### What you should do
Work out how many lines in the listing below include the word "一字多得". Give nothing but the number.

^^^^^^^^^^^^^^^^

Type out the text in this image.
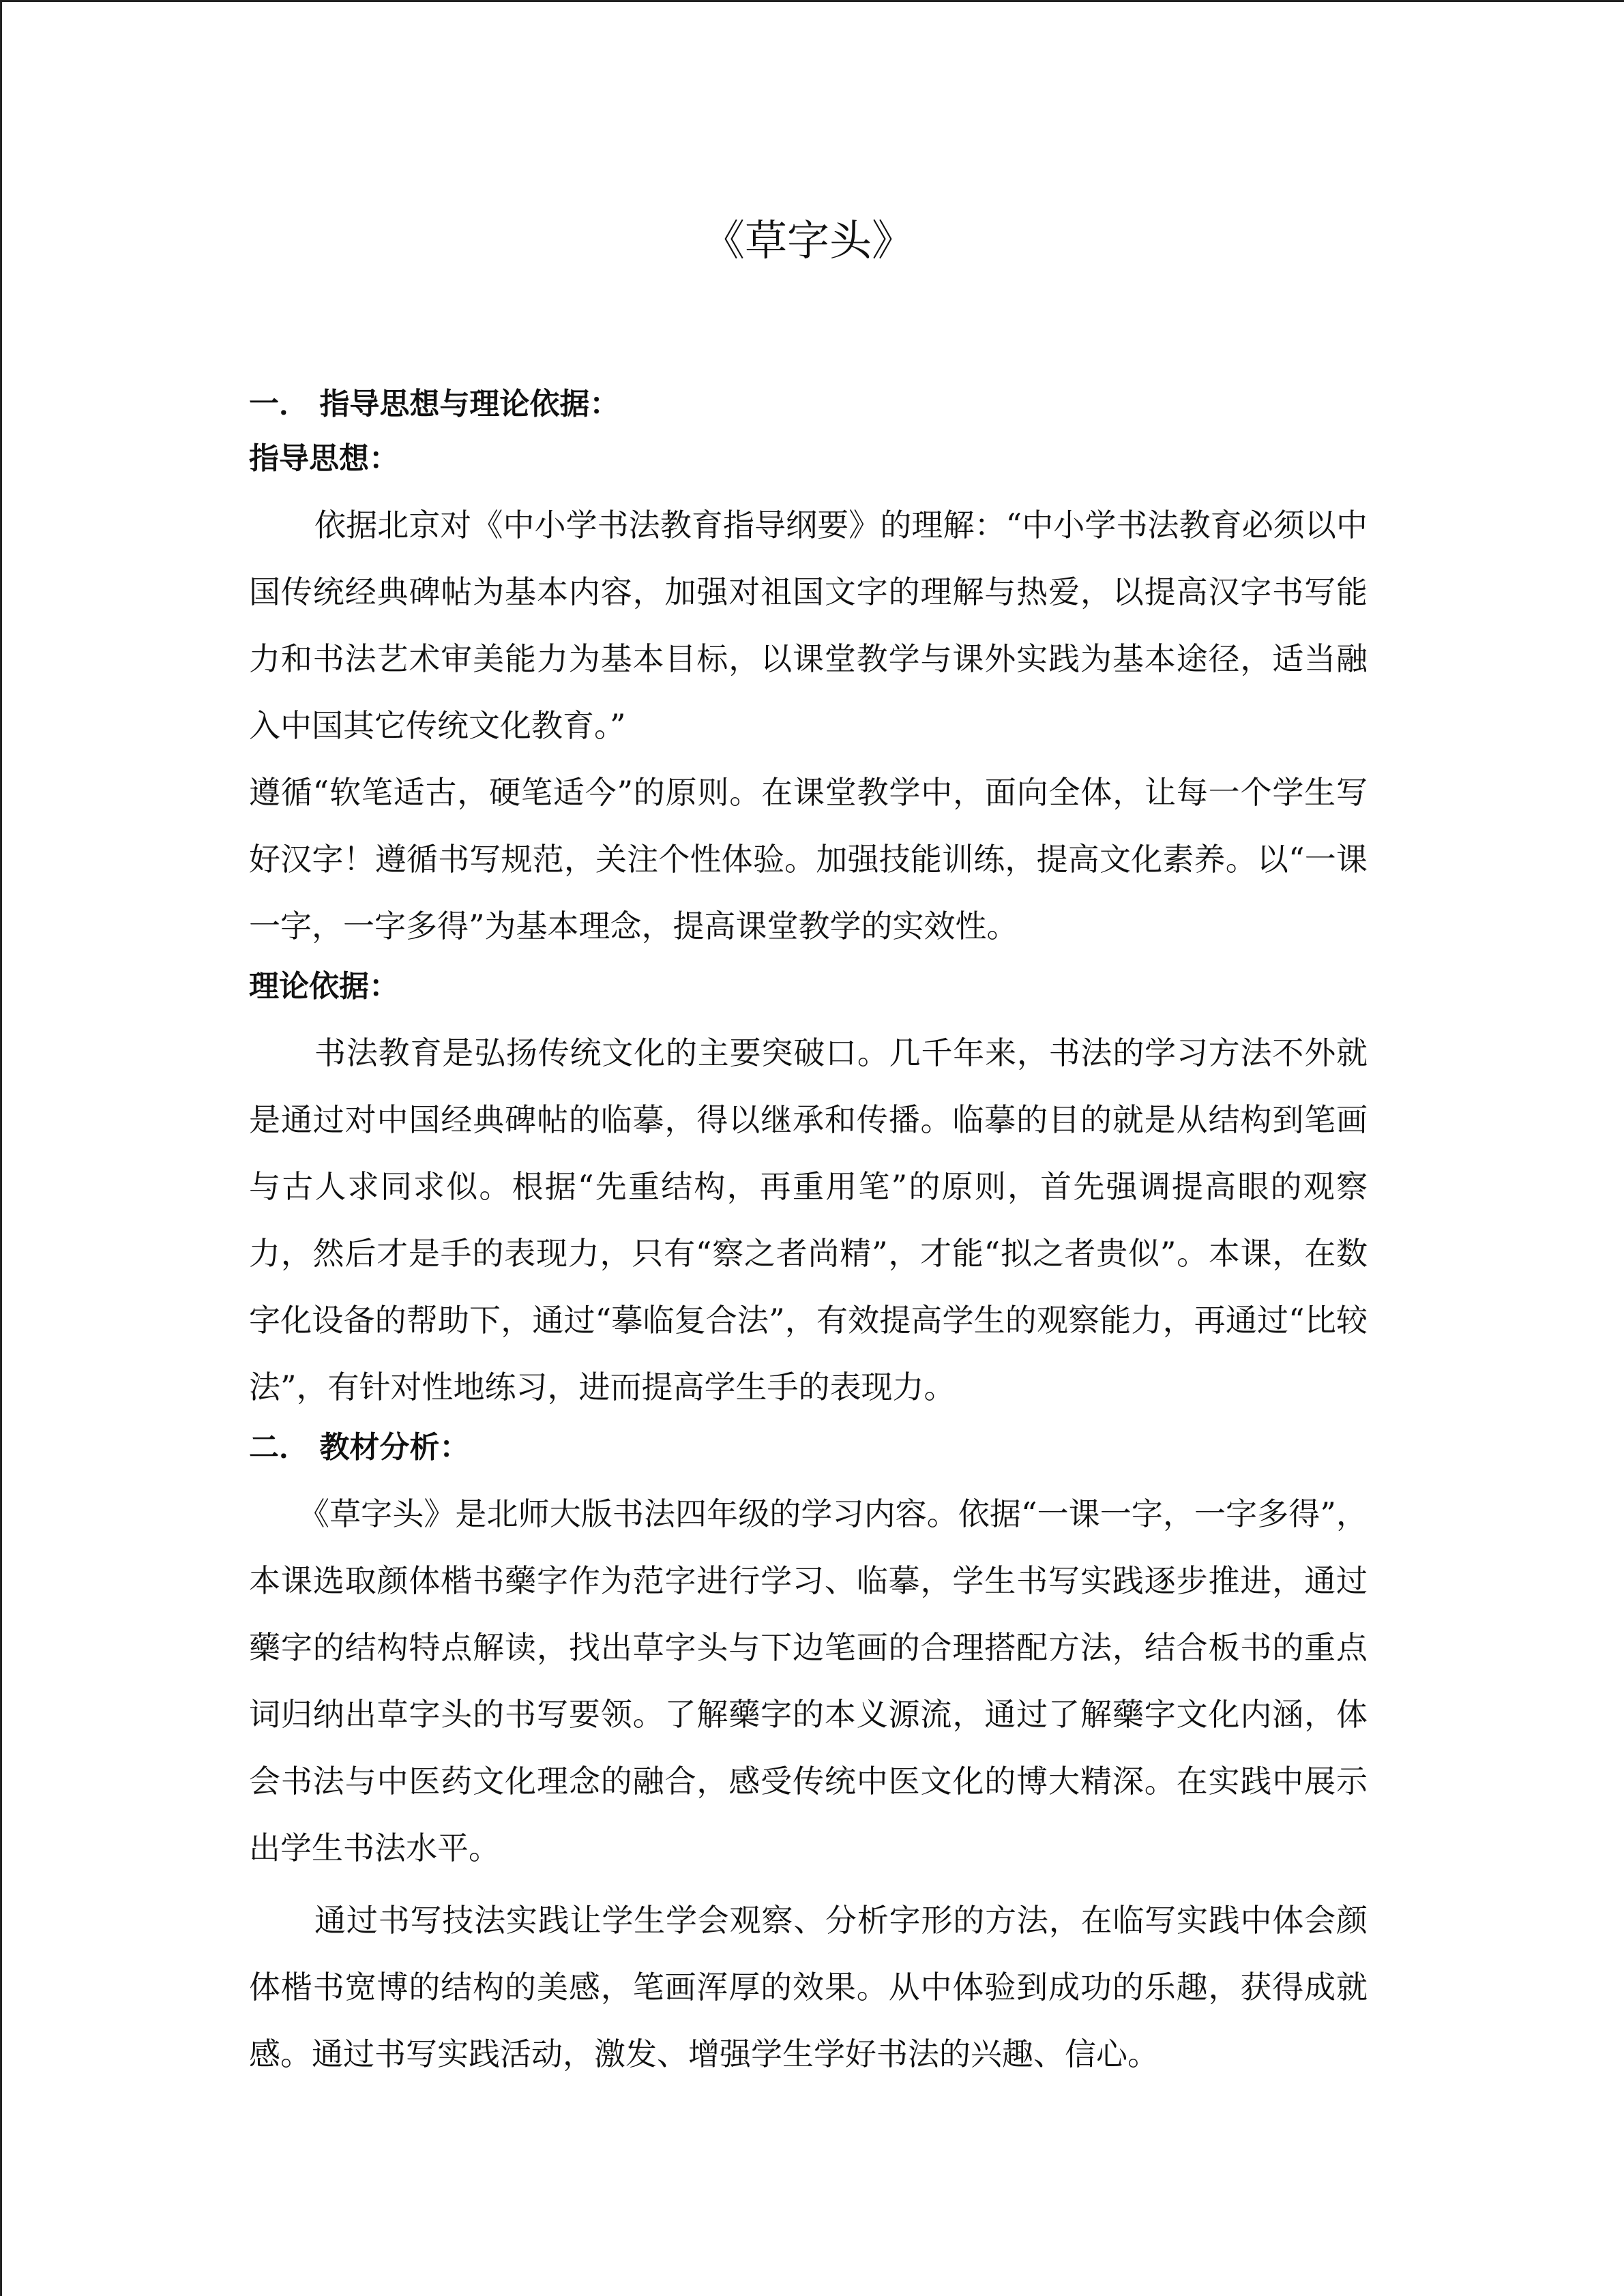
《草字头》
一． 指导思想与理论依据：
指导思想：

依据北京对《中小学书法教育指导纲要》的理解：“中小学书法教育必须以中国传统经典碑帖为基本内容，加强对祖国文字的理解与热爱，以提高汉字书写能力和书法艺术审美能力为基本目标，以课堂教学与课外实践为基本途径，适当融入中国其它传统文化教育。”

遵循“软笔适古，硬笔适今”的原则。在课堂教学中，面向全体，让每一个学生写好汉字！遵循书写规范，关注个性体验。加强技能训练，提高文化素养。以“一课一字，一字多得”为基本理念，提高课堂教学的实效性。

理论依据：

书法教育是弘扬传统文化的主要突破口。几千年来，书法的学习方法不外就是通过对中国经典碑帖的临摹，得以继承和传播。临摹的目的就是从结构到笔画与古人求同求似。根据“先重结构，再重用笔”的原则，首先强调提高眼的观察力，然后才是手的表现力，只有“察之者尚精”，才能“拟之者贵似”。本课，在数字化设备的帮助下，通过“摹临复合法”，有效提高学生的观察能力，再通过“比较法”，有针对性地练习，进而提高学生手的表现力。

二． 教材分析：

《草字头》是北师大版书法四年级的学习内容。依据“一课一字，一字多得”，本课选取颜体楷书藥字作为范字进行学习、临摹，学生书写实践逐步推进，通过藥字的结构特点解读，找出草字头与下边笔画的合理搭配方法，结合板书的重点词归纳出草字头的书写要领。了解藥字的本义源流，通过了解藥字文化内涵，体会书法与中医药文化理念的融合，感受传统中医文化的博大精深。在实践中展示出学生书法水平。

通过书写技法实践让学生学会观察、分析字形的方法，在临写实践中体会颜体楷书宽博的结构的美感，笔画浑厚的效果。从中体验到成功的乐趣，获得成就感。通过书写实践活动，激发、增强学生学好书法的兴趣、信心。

^^^^^^^^^^^^^^^^

### Exercise result
2